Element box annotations
──────────

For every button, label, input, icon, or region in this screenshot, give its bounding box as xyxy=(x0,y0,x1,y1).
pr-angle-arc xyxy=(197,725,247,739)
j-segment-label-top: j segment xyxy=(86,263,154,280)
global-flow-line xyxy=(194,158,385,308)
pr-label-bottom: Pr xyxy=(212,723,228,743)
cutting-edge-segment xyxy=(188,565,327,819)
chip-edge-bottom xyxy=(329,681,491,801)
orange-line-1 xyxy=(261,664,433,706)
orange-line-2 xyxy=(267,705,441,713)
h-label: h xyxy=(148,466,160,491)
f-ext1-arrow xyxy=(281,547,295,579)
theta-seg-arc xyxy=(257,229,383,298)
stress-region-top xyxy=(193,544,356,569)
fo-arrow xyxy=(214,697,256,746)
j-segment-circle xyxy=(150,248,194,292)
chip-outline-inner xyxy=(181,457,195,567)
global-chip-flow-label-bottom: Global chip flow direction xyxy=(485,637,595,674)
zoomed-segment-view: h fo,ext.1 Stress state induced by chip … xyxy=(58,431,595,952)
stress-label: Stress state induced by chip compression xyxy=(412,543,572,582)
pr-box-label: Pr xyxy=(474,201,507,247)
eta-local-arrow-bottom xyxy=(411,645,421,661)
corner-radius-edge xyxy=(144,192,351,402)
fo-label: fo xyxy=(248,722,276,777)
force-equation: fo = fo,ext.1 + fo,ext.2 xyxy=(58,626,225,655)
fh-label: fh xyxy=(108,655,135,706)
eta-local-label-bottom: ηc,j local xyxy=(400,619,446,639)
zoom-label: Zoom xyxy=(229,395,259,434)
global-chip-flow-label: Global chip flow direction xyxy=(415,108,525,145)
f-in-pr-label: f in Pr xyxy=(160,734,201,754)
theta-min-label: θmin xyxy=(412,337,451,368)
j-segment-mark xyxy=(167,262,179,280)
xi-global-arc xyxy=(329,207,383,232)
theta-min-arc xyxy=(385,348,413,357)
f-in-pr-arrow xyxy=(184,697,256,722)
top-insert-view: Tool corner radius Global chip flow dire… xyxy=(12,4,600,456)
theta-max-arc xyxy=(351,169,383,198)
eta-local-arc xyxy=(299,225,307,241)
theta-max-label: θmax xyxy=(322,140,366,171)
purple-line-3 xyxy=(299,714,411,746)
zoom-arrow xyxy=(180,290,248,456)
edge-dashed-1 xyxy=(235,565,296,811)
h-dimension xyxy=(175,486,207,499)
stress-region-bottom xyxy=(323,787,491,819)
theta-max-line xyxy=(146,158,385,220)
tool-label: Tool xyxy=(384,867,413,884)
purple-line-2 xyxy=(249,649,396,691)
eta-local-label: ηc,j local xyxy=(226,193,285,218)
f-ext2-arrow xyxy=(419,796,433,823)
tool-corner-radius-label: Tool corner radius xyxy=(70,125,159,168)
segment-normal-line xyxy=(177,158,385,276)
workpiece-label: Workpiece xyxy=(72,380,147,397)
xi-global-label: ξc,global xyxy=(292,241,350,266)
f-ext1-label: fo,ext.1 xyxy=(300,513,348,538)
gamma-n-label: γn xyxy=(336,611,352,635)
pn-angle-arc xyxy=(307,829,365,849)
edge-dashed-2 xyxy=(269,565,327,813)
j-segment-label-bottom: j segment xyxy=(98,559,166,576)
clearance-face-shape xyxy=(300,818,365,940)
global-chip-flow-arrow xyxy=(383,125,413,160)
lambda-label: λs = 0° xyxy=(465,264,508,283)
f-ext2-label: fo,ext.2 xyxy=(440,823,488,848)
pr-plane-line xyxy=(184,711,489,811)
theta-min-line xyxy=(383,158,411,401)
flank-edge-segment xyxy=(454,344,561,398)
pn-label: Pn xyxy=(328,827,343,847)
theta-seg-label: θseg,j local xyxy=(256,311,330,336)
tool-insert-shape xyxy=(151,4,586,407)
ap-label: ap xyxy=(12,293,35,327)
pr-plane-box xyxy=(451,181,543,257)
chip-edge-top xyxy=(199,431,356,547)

──────────

**Problem to solve:** Turn every line of the items above into a JSON list of strings, one string per line, with blank lines left out.

**Result:**
[
  "For every button, label, input, icon, or region in this screenshot, give its bounding box as xyxy=(x0,y0,x1,y1).",
  "pr-angle-arc xyxy=(197,725,247,739)",
  "j-segment-label-top: j segment xyxy=(86,263,154,280)",
  "global-flow-line xyxy=(194,158,385,308)",
  "pr-label-bottom: Pr xyxy=(212,723,228,743)",
  "cutting-edge-segment xyxy=(188,565,327,819)",
  "chip-edge-bottom xyxy=(329,681,491,801)",
  "orange-line-1 xyxy=(261,664,433,706)",
  "orange-line-2 xyxy=(267,705,441,713)",
  "h-label: h xyxy=(148,466,160,491)",
  "f-ext1-arrow xyxy=(281,547,295,579)",
  "theta-seg-arc xyxy=(257,229,383,298)",
  "stress-region-top xyxy=(193,544,356,569)",
  "fo-arrow xyxy=(214,697,256,746)",
  "j-segment-circle xyxy=(150,248,194,292)",
  "chip-outline-inner xyxy=(181,457,195,567)",
  "global-chip-flow-label-bottom: Global chip flow direction xyxy=(485,637,595,674)",
  "zoomed-segment-view: h fo,ext.1 Stress state induced by chip … xyxy=(58,431,595,952)",
  "stress-label: Stress state induced by chip compression xyxy=(412,543,572,582)",
  "pr-box-label: Pr xyxy=(474,201,507,247)",
  "eta-local-arrow-bottom xyxy=(411,645,421,661)",
  "corner-radius-edge xyxy=(144,192,351,402)",
  "fo-label: fo xyxy=(248,722,276,777)",
  "force-equation: fo = fo,ext.1 + fo,ext.2 xyxy=(58,626,225,655)",
  "fh-label: fh xyxy=(108,655,135,706)",
  "eta-local-label-bottom: ηc,j local xyxy=(400,619,446,639)",
  "zoom-label: Zoom xyxy=(229,395,259,434)",
  "global-chip-flow-label: Global chip flow direction xyxy=(415,108,525,145)",
  "f-in-pr-label: f in Pr xyxy=(160,734,201,754)",
  "theta-min-label: θmin xyxy=(412,337,451,368)",
  "j-segment-mark xyxy=(167,262,179,280)",
  "xi-global-arc xyxy=(329,207,383,232)",
  "theta-min-arc xyxy=(385,348,413,357)",
  "f-in-pr-arrow xyxy=(184,697,256,722)",
  "top-insert-view: Tool corner radius Global chip flow dire… xyxy=(12,4,600,456)",
  "theta-max-arc xyxy=(351,169,383,198)",
  "eta-local-arc xyxy=(299,225,307,241)",
  "theta-max-label: θmax xyxy=(322,140,366,171)",
  "purple-line-3 xyxy=(299,714,411,746)",
  "zoom-arrow xyxy=(180,290,248,456)",
  "edge-dashed-1 xyxy=(235,565,296,811)",
  "h-dimension xyxy=(175,486,207,499)",
  "stress-region-bottom xyxy=(323,787,491,819)",
  "theta-max-line xyxy=(146,158,385,220)",
  "tool-label: Tool xyxy=(384,867,413,884)",
  "purple-line-2 xyxy=(249,649,396,691)",
  "eta-local-label: ηc,j local xyxy=(226,193,285,218)",
  "f-ext2-arrow xyxy=(419,796,433,823)",
  "tool-corner-radius-label: Tool corner radius xyxy=(70,125,159,168)",
  "segment-normal-line xyxy=(177,158,385,276)",
  "workpiece-label: Workpiece xyxy=(72,380,147,397)",
  "xi-global-label: ξc,global xyxy=(292,241,350,266)",
  "f-ext1-label: fo,ext.1 xyxy=(300,513,348,538)",
  "gamma-n-label: γn xyxy=(336,611,352,635)",
  "pn-angle-arc xyxy=(307,829,365,849)",
  "edge-dashed-2 xyxy=(269,565,327,813)",
  "j-segment-label-bottom: j segment xyxy=(98,559,166,576)",
  "clearance-face-shape xyxy=(300,818,365,940)",
  "global-chip-flow-arrow xyxy=(383,125,413,160)",
  "lambda-label: λs = 0° xyxy=(465,264,508,283)",
  "f-ext2-label: fo,ext.2 xyxy=(440,823,488,848)",
  "pr-plane-line xyxy=(184,711,489,811)",
  "theta-min-line xyxy=(383,158,411,401)",
  "flank-edge-segment xyxy=(454,344,561,398)",
  "pn-label: Pn xyxy=(328,827,343,847)",
  "theta-seg-label: θseg,j local xyxy=(256,311,330,336)",
  "tool-insert-shape xyxy=(151,4,586,407)",
  "ap-label: ap xyxy=(12,293,35,327)",
  "pr-plane-box xyxy=(451,181,543,257)",
  "chip-edge-top xyxy=(199,431,356,547)"
]